■ **Written task**
Your task is to copy each line that has the word "blue".

[Stored dataset items]

★ ★ ★ ★ ★ ★ ★

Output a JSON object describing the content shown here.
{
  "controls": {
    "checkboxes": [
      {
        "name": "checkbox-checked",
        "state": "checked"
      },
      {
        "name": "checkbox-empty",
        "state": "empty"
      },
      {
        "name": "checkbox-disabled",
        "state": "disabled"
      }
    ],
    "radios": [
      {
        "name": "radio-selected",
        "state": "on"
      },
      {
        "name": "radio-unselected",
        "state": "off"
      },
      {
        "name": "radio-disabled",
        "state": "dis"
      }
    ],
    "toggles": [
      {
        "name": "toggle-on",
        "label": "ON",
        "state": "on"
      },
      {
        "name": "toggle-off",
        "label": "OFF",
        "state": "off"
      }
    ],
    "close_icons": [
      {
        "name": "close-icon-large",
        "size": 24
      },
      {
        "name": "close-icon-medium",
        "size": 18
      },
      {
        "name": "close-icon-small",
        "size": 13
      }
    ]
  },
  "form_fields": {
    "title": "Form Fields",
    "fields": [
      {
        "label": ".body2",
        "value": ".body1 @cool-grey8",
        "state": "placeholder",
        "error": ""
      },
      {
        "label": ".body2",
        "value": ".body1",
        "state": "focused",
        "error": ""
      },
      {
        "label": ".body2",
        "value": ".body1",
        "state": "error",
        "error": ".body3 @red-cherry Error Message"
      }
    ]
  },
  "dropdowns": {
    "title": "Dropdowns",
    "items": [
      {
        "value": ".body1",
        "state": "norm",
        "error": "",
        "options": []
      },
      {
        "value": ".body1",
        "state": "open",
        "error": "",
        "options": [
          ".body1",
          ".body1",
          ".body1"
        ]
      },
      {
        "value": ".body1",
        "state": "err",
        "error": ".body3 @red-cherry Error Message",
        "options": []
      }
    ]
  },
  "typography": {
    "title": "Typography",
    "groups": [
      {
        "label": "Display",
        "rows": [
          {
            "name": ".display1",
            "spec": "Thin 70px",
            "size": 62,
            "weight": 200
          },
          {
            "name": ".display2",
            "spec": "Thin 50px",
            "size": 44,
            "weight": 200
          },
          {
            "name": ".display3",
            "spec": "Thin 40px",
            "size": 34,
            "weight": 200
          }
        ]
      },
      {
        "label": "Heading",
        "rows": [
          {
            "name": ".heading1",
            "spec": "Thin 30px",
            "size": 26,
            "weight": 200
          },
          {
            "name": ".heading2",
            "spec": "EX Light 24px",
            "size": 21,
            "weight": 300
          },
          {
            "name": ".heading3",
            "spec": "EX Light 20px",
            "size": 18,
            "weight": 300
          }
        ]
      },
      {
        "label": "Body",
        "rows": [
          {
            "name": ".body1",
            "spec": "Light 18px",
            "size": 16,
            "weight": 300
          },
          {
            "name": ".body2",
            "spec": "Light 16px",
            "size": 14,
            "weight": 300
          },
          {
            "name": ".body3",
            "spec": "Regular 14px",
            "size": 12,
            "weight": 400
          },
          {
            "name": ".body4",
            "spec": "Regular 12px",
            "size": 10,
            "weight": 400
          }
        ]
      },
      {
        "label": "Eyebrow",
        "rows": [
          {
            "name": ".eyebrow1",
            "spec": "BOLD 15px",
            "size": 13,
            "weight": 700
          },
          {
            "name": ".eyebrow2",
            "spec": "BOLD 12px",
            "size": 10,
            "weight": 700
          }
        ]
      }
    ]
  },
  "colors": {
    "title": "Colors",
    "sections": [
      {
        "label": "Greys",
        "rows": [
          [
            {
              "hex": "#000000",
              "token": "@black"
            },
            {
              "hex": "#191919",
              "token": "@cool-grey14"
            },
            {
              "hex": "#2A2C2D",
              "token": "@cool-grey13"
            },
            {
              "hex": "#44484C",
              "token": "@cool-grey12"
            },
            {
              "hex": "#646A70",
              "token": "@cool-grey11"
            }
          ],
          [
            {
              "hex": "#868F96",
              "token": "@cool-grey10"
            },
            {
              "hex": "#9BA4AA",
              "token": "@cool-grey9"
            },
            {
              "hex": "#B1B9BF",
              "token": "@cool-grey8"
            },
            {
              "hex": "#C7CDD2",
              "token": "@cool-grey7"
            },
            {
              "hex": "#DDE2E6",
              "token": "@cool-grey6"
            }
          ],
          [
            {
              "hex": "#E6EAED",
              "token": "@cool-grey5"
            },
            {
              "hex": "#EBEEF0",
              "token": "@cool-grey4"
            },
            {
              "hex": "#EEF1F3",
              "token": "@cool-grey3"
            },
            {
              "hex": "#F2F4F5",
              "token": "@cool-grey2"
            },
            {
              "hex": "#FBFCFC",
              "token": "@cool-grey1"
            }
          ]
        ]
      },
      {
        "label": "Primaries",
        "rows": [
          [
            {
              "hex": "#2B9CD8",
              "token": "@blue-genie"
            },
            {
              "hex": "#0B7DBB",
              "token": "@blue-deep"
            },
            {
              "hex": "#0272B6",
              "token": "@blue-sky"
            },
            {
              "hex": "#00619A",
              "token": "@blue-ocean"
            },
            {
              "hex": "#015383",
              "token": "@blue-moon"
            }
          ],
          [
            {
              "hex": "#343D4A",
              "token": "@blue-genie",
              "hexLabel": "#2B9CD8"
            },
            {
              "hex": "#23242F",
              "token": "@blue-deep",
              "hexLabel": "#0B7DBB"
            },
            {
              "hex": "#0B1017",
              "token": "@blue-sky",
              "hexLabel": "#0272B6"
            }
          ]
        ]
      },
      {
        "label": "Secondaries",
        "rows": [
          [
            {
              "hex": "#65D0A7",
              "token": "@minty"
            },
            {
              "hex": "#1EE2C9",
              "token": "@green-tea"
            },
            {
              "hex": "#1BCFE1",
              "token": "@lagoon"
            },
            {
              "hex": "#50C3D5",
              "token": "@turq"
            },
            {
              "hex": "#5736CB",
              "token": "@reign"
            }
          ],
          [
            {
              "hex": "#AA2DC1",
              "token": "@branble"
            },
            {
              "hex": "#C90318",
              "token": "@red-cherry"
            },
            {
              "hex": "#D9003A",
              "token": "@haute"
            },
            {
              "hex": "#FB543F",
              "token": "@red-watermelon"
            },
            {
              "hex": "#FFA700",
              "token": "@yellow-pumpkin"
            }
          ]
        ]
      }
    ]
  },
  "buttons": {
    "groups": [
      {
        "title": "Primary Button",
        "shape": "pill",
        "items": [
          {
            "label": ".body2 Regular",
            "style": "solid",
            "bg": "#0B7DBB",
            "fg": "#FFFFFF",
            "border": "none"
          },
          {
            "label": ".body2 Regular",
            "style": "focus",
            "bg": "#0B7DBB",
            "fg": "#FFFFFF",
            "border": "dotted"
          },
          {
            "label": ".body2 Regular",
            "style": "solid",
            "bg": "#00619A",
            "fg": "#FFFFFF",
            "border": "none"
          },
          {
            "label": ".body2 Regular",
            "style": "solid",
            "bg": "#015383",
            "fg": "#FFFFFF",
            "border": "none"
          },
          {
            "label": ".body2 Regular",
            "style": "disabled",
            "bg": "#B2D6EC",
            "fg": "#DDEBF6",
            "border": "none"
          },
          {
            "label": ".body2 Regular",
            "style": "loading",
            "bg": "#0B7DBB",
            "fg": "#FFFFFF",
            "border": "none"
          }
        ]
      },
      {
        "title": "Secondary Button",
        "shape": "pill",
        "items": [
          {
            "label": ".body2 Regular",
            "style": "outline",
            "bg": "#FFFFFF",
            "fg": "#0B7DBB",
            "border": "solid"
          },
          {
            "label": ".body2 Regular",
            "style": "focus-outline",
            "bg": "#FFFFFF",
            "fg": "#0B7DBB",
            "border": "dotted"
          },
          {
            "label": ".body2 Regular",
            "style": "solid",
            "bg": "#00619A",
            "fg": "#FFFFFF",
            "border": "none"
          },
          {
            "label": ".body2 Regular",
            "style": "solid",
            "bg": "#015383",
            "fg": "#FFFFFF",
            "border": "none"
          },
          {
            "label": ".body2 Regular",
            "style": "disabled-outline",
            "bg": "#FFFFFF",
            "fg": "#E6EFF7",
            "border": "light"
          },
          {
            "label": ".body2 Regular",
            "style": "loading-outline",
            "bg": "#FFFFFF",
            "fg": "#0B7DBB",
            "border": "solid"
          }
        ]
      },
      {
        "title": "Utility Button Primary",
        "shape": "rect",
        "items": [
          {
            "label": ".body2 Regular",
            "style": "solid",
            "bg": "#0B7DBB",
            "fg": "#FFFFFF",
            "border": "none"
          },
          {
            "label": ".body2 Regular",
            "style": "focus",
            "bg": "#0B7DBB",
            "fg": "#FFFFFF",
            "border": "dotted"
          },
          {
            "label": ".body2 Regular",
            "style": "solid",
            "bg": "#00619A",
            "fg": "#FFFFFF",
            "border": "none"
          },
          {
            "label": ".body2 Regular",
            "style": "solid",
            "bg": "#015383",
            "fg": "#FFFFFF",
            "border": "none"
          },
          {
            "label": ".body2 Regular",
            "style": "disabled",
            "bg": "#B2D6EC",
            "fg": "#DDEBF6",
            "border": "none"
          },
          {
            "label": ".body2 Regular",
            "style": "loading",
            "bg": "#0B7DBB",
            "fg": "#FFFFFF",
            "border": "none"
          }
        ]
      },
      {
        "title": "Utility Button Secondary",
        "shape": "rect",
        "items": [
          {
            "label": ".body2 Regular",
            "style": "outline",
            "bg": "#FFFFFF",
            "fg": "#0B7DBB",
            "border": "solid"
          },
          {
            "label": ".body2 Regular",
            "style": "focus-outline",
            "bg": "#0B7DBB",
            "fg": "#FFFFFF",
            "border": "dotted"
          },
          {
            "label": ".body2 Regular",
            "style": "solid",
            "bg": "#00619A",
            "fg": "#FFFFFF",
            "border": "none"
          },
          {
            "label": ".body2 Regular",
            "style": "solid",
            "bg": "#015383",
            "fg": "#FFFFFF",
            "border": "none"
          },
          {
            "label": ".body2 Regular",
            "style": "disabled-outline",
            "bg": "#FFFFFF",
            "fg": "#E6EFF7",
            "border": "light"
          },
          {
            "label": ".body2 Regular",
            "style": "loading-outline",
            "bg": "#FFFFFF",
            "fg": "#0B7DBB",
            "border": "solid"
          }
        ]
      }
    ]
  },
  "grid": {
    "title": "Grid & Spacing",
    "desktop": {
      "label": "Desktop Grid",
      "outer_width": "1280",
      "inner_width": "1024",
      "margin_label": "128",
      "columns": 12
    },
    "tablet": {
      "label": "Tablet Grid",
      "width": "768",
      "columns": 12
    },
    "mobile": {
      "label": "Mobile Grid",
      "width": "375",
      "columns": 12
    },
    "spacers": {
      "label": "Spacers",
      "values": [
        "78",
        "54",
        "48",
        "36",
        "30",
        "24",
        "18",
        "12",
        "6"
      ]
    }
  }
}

★ ★ ★ ★ ★ ★ ★

■ **Reply**
              "token": "@blue-genie"
              "token": "@blue-deep"
              "token": "@blue-sky"
              "token": "@blue-ocean"
              "token": "@blue-moon"
              "token": "@blue-genie",
              "token": "@blue-deep",
              "token": "@blue-sky",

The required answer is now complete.